(Extracted data entries)
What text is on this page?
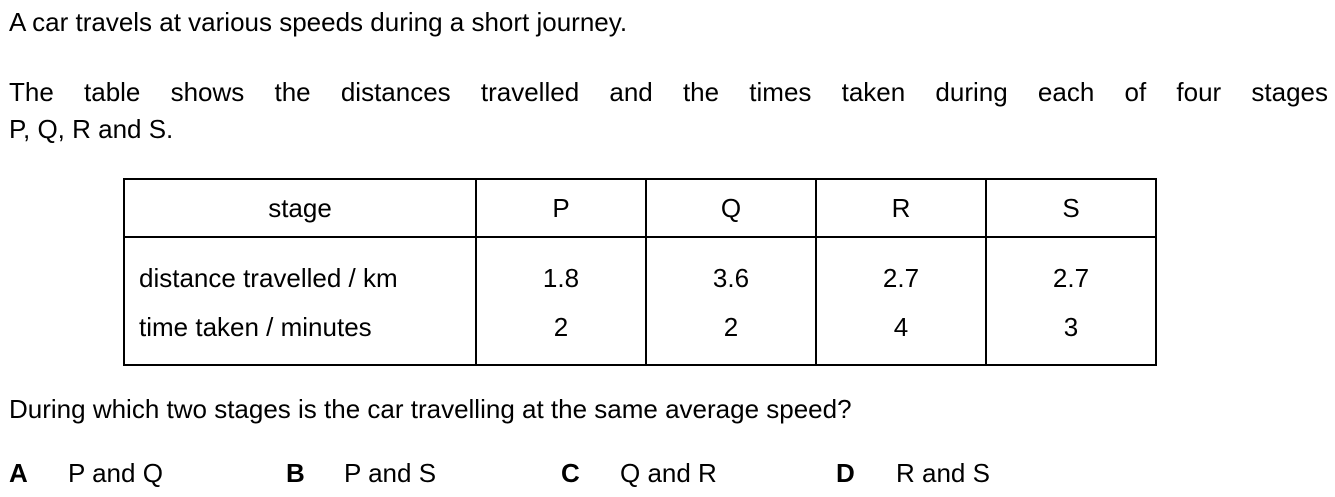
A car travels at various speeds during a short journey.
The table shows the distances travelled and the times taken during each of four stages
P, Q, R and S.
stage	P	Q	R	S
distance travelled / km	1.8	3.6	2.7	2.7
time taken / minutes	2	2	4	3
During which two stages is the car travelling at the same average speed?
A P and Q	B P and S	C Q and R	D R and S
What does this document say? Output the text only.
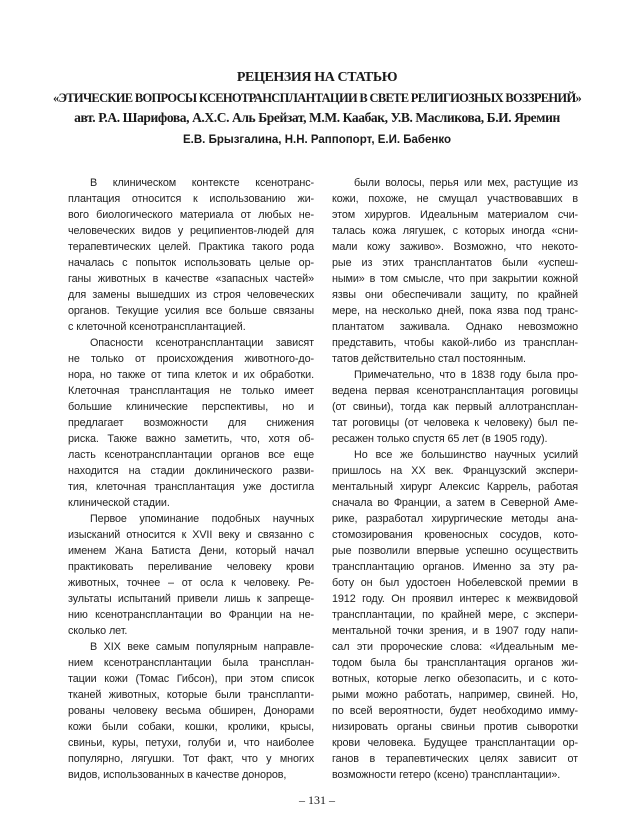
РЕЦЕНЗИЯ НА СТАТЬЮ
«ЭТИЧЕСКИЕ ВОПРОСЫ КСЕНОТРАНСПЛАНТАЦИИ В СВЕТЕ РЕЛИГИОЗНЫХ ВОЗЗРЕНИЙ»
авт. Р.А. Шарифова, А.Х.С. Аль Брейзат, М.М. Каабак, У.В. Масликова, Б.И. Яремин
Е.В. Брызгалина, Н.Н. Раппопорт, Е.И. Бабенко
В клиническом контексте ксенотранс-
плантация относится к использованию жи-
вого биологического материала от любых не-
человеческих видов у реципиентов-людей для
терапевтических целей. Практика такого рода
началась с попыток использовать целые ор-
ганы животных в качестве «запасных частей»
для замены вышедших из строя человеческих
органов. Текущие усилия все больше связаны
с клеточной ксенотрансплантацией.
Опасности ксенотрансплантации зависят
не только от происхождения животного-до-
нора, но также от типа клеток и их обработки.
Клеточная трансплантация не только имеет
большие клинические перспективы, но и
предлагает возможности для снижения
риска. Также важно заметить, что, хотя об-
ласть ксенотрансплантации органов все еще
находится на стадии доклинического разви-
тия, клеточная трансплантация уже достигла
клинической стадии.
Первое упоминание подобных научных
изысканий относится к XVII веку и связанно с
именем Жана Батиста Дени, который начал
практиковать переливание человеку крови
животных, точнее – от осла к человеку. Ре-
зультаты испытаний привели лишь к запреще-
нию ксенотрансплантации во Франции на не-
сколько лет.
В XIX веке самым популярным направле-
нием ксенотрансплантации была трансплан-
тации кожи (Томас Гибсон), при этом список
тканей животных, которые были трансплanти-
рованы человеку весьма обширен, Донорами
кожи были собаки, кошки, кролики, крысы,
свиньи, куры, петухи, голуби и, что наиболее
популярно, лягушки. Тот факт, что у многих
видов, использованных в качестве доноров,
были волосы, перья или мех, растущие из
кожи, похоже, не смущал участвовавших в
этом хирургов. Идеальным материалом счи-
талась кожа лягушек, с которых иногда «сни-
мали кожу заживо». Возможно, что некото-
рые из этих трансплантатов были «успеш-
ными» в том смысле, что при закрытии кожной
язвы они обеспечивали защиту, по крайней
мере, на несколько дней, пока язва под транс-
плантатом заживала. Однако невозможно
представить, чтобы какой-либо из трансплан-
татов действительно стал постоянным.
Примечательно, что в 1838 году была про-
ведена первая ксенотрансплантация роговицы
(от свиньи), тогда как первый аллотрансплан-
тат роговицы (от человека к человеку) был пе-
ресажен только спустя 65 лет (в 1905 году).
Но все же большинство научных усилий
пришлось на XX век. Французский экспери-
ментальный хирург Алексис Каррель, работая
сначала во Франции, а затем в Северной Аме-
рике, разработал хирургические методы ана-
стомозирования кровеносных сосудов, кото-
рые позволили впервые успешно осуществить
трансплантацию органов. Именно за эту ра-
боту он был удостоен Нобелевской премии в
1912 году. Он проявил интерес к межвидовой
трансплантации, по крайней мере, с экспери-
ментальной точки зрения, и в 1907 году напи-
сал эти пророческие слова: «Идеальным ме-
тодом была бы трансплантация органов жи-
вотных, которые легко обезопасить, и с кото-
рыми можно работать, например, свиней. Но,
по всей вероятности, будет необходимо иммy-
низировать органы свиньи против сыворотки
крови человека. Будущее трансплантации ор-
ганов в терапевтических целях зависит от
возможности гетеро (ксено) трансплантации».
– 131 –
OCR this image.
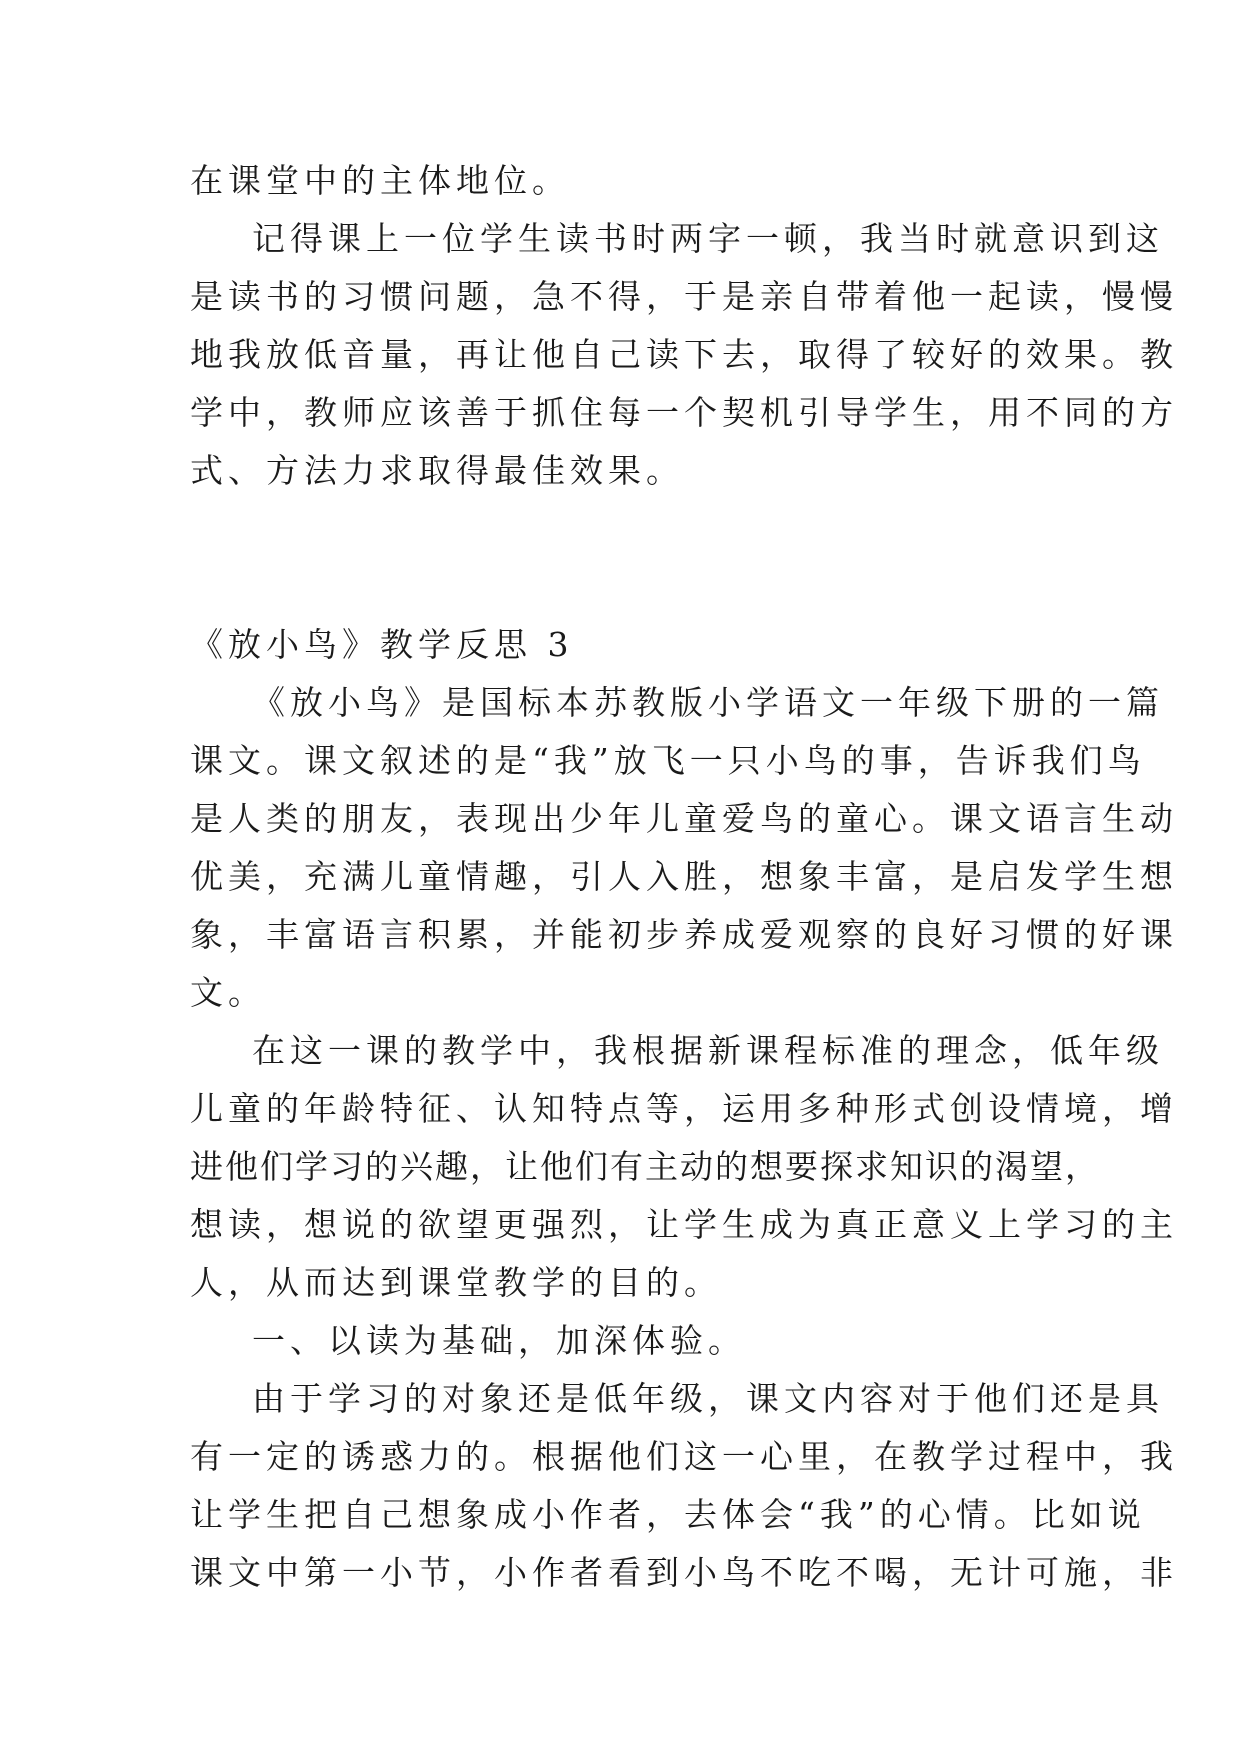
在课堂中的主体地位。
记得课上一位学生读书时两字一顿，我当时就意识到这
是读书的习惯问题，急不得，于是亲自带着他一起读，慢慢
地我放低音量，再让他自己读下去，取得了较好的效果。教
学中，教师应该善于抓住每一个契机引导学生，用不同的方
式、方法力求取得最佳效果。
《放小鸟》教学反思 3
《放小鸟》是国标本苏教版小学语文一年级下册的一篇
课文。课文叙述的是“我”放飞一只小鸟的事，告诉我们鸟
是人类的朋友，表现出少年儿童爱鸟的童心。课文语言生动
优美，充满儿童情趣，引人入胜，想象丰富，是启发学生想
象，丰富语言积累，并能初步养成爱观察的良好习惯的好课
文。
在这一课的教学中，我根据新课程标准的理念，低年级
儿童的年龄特征、认知特点等，运用多种形式创设情境，增
进他们学习的兴趣，让他们有主动的想要探求知识的渴望，
想读，想说的欲望更强烈，让学生成为真正意义上学习的主
人，从而达到课堂教学的目的。
一、以读为基础，加深体验。
由于学习的对象还是低年级，课文内容对于他们还是具
有一定的诱惑力的。根据他们这一心里，在教学过程中，我
让学生把自己想象成小作者，去体会“我”的心情。比如说
课文中第一小节，小作者看到小鸟不吃不喝，无计可施，非
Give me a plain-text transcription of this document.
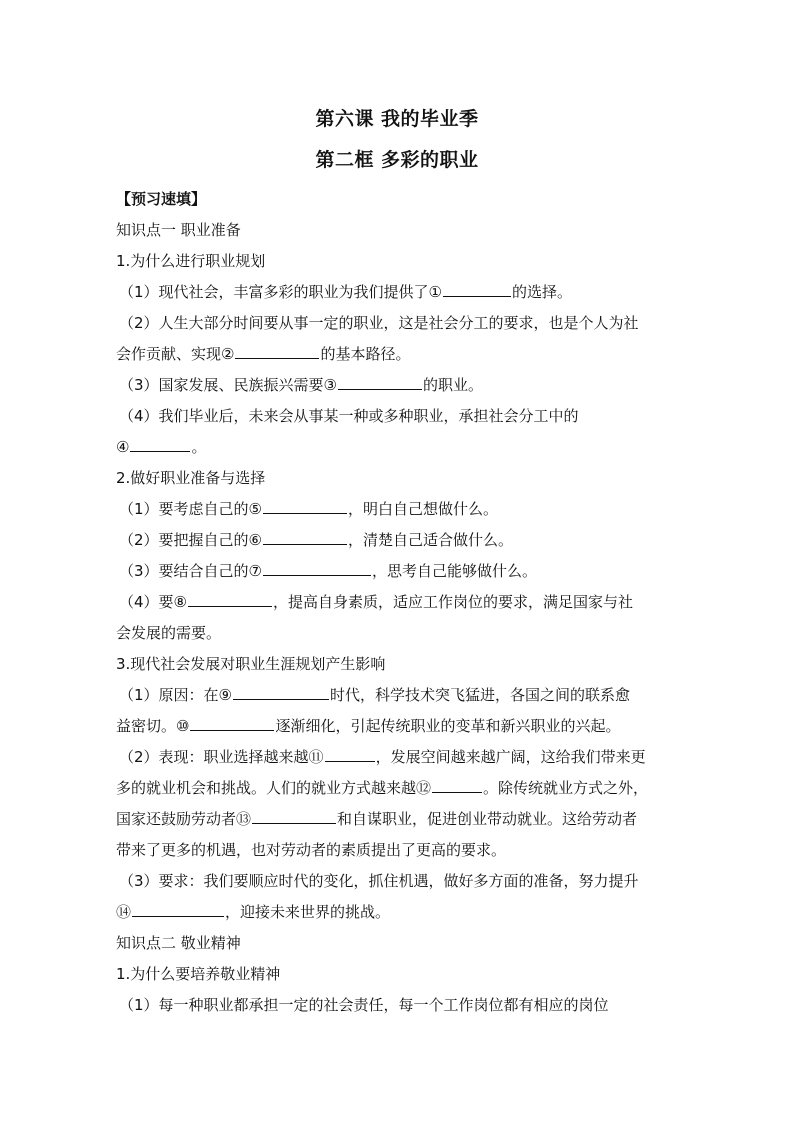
第六课 我的毕业季
第二框 多彩的职业
【预习速填】
知识点一 职业准备
1.为什么进行职业规划
（1）现代社会，丰富多彩的职业为我们提供了①	的选择。
（2）人生大部分时间要从事一定的职业，这是社会分工的要求，也是个人为社
会作贡献、实现②	的基本路径。
（3）国家发展、民族振兴需要③	的职业。
（4）我们毕业后，未来会从事某一种或多种职业，承担社会分工中的
④	。
2.做好职业准备与选择
（1）要考虑自己的⑤	，明白自己想做什么。
（2）要把握自己的⑥	，清楚自己适合做什么。
（3）要结合自己的⑦	，思考自己能够做什么。
（4）要⑧	，提高自身素质，适应工作岗位的要求，满足国家与社
会发展的需要。
3.现代社会发展对职业生涯规划产生影响
（1）原因：在⑨	时代，科学技术突飞猛进，各国之间的联系愈
益密切。⑩	逐渐细化，引起传统职业的变革和新兴职业的兴起。
（2）表现：职业选择越来越⑪	，发展空间越来越广阔，这给我们带来更
多的就业机会和挑战。人们的就业方式越来越⑫	。除传统就业方式之外，
国家还鼓励劳动者⑬	和自谋职业，促进创业带动就业。这给劳动者
带来了更多的机遇，也对劳动者的素质提出了更高的要求。
（3）要求：我们要顺应时代的变化，抓住机遇，做好多方面的准备，努力提升
⑭	，迎接未来世界的挑战。
知识点二 敬业精神
1.为什么要培养敬业精神
（1）每一种职业都承担一定的社会责任，每一个工作岗位都有相应的岗位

** Exercise objective **
Write the entries above out again exactly, but not the pictures.

** Response to the task **
What text is on this page?
A car travels at various speeds during a short journey.
The table shows the distances travelled and the times taken during each of four stages
P, Q, R and S.
stage	P	Q	R	S
distance travelled / km	1.8	3.6	2.7	2.7
time taken / minutes	2	2	4	3
During which two stages is the car travelling at the same average speed?
A P and Q	B P and S	C Q and R	D R and S
What does this document say? Output the text only.
РЕЦЕНЗИЯ НА СТАТЬЮ
«ЭТИЧЕСКИЕ ВОПРОСЫ КСЕНОТРАНСПЛАНТАЦИИ В СВЕТЕ РЕЛИГИОЗНЫХ ВОЗЗРЕНИЙ»
авт. Р.А. Шарифова, А.Х.С. Аль Брейзат, М.М. Каабак, У.В. Масликова, Б.И. Яремин
Е.В. Брызгалина, Н.Н. Раппопорт, Е.И. Бабенко
В клиническом контексте ксенотранс-
плантация относится к использованию жи-
вого биологического материала от любых не-
человеческих видов у реципиентов-людей для
терапевтических целей. Практика такого рода
началась с попыток использовать целые ор-
ганы животных в качестве «запасных частей»
для замены вышедших из строя человеческих
органов. Текущие усилия все больше связаны
с клеточной ксенотрансплантацией.
Опасности ксенотрансплантации зависят
не только от происхождения животного-до-
нора, но также от типа клеток и их обработки.
Клеточная трансплантация не только имеет
большие клинические перспективы, но и
предлагает возможности для снижения
риска. Также важно заметить, что, хотя об-
ласть ксенотрансплантации органов все еще
находится на стадии доклинического разви-
тия, клеточная трансплантация уже достигла
клинической стадии.
Первое упоминание подобных научных
изысканий относится к XVII веку и связанно с
именем Жана Батиста Дени, который начал
практиковать переливание человеку крови
животных, точнее – от осла к человеку. Ре-
зультаты испытаний привели лишь к запреще-
нию ксенотрансплантации во Франции на не-
сколько лет.
В XIX веке самым популярным направле-
нием ксенотрансплантации была трансплан-
тации кожи (Томас Гибсон), при этом список
тканей животных, которые были трансплanти-
рованы человеку весьма обширен, Донорами
кожи были собаки, кошки, кролики, крысы,
свиньи, куры, петухи, голуби и, что наиболее
популярно, лягушки. Тот факт, что у многих
видов, использованных в качестве доноров,
были волосы, перья или мех, растущие из
кожи, похоже, не смущал участвовавших в
этом хирургов. Идеальным материалом счи-
талась кожа лягушек, с которых иногда «сни-
мали кожу заживо». Возможно, что некото-
рые из этих трансплантатов были «успеш-
ными» в том смысле, что при закрытии кожной
язвы они обеспечивали защиту, по крайней
мере, на несколько дней, пока язва под транс-
плантатом заживала. Однако невозможно
представить, чтобы какой-либо из трансплан-
татов действительно стал постоянным.
Примечательно, что в 1838 году была про-
ведена первая ксенотрансплантация роговицы
(от свиньи), тогда как первый аллотрансплан-
тат роговицы (от человека к человеку) был пе-
ресажен только спустя 65 лет (в 1905 году).
Но все же большинство научных усилий
пришлось на XX век. Французский экспери-
ментальный хирург Алексис Каррель, работая
сначала во Франции, а затем в Северной Аме-
рике, разработал хирургические методы ана-
стомозирования кровеносных сосудов, кото-
рые позволили впервые успешно осуществить
трансплантацию органов. Именно за эту ра-
боту он был удостоен Нобелевской премии в
1912 году. Он проявил интерес к межвидовой
трансплантации, по крайней мере, с экспери-
ментальной точки зрения, и в 1907 году напи-
сал эти пророческие слова: «Идеальным ме-
тодом была бы трансплантация органов жи-
вотных, которые легко обезопасить, и с кото-
рыми можно работать, например, свиней. Но,
по всей вероятности, будет необходимо иммy-
низировать органы свиньи против сыворотки
крови человека. Будущее трансплантации ор-
ганов в терапевтических целях зависит от
возможности гетеро (ксено) трансплантации».
– 131 –
OCR this image.
在课堂中的主体地位。
记得课上一位学生读书时两字一顿，我当时就意识到这
是读书的习惯问题，急不得，于是亲自带着他一起读，慢慢
地我放低音量，再让他自己读下去，取得了较好的效果。教
学中，教师应该善于抓住每一个契机引导学生，用不同的方
式、方法力求取得最佳效果。
《放小鸟》教学反思 3
《放小鸟》是国标本苏教版小学语文一年级下册的一篇
课文。课文叙述的是“我”放飞一只小鸟的事，告诉我们鸟
是人类的朋友，表现出少年儿童爱鸟的童心。课文语言生动
优美，充满儿童情趣，引人入胜，想象丰富，是启发学生想
象，丰富语言积累，并能初步养成爱观察的良好习惯的好课
文。
在这一课的教学中，我根据新课程标准的理念，低年级
儿童的年龄特征、认知特点等，运用多种形式创设情境，增
进他们学习的兴趣，让他们有主动的想要探求知识的渴望，
想读，想说的欲望更强烈，让学生成为真正意义上学习的主
人，从而达到课堂教学的目的。
一、以读为基础，加深体验。
由于学习的对象还是低年级，课文内容对于他们还是具
有一定的诱惑力的。根据他们这一心里，在教学过程中，我
让学生把自己想象成小作者，去体会“我”的心情。比如说
课文中第一小节，小作者看到小鸟不吃不喝，无计可施，非
Give me a plain-text transcription of this document.
第六课 我的毕业季
第二框 多彩的职业
【预习速填】
知识点一 职业准备
1.为什么进行职业规划
（1）现代社会，丰富多彩的职业为我们提供了①	的选择。
（2）人生大部分时间要从事一定的职业，这是社会分工的要求，也是个人为社
会作贡献、实现②	的基本路径。
（3）国家发展、民族振兴需要③	的职业。
（4）我们毕业后，未来会从事某一种或多种职业，承担社会分工中的
④	。
2.做好职业准备与选择
（1）要考虑自己的⑤	，明白自己想做什么。
（2）要把握自己的⑥	，清楚自己适合做什么。
（3）要结合自己的⑦	，思考自己能够做什么。
（4）要⑧	，提高自身素质，适应工作岗位的要求，满足国家与社
会发展的需要。
3.现代社会发展对职业生涯规划产生影响
（1）原因：在⑨	时代，科学技术突飞猛进，各国之间的联系愈
益密切。⑩	逐渐细化，引起传统职业的变革和新兴职业的兴起。
（2）表现：职业选择越来越⑪	，发展空间越来越广阔，这给我们带来更
多的就业机会和挑战。人们的就业方式越来越⑫	。除传统就业方式之外，
国家还鼓励劳动者⑬	和自谋职业，促进创业带动就业。这给劳动者
带来了更多的机遇，也对劳动者的素质提出了更高的要求。
（3）要求：我们要顺应时代的变化，抓住机遇，做好多方面的准备，努力提升
⑭	，迎接未来世界的挑战。
知识点二 敬业精神
1.为什么要培养敬业精神
（1）每一种职业都承担一定的社会责任，每一个工作岗位都有相应的岗位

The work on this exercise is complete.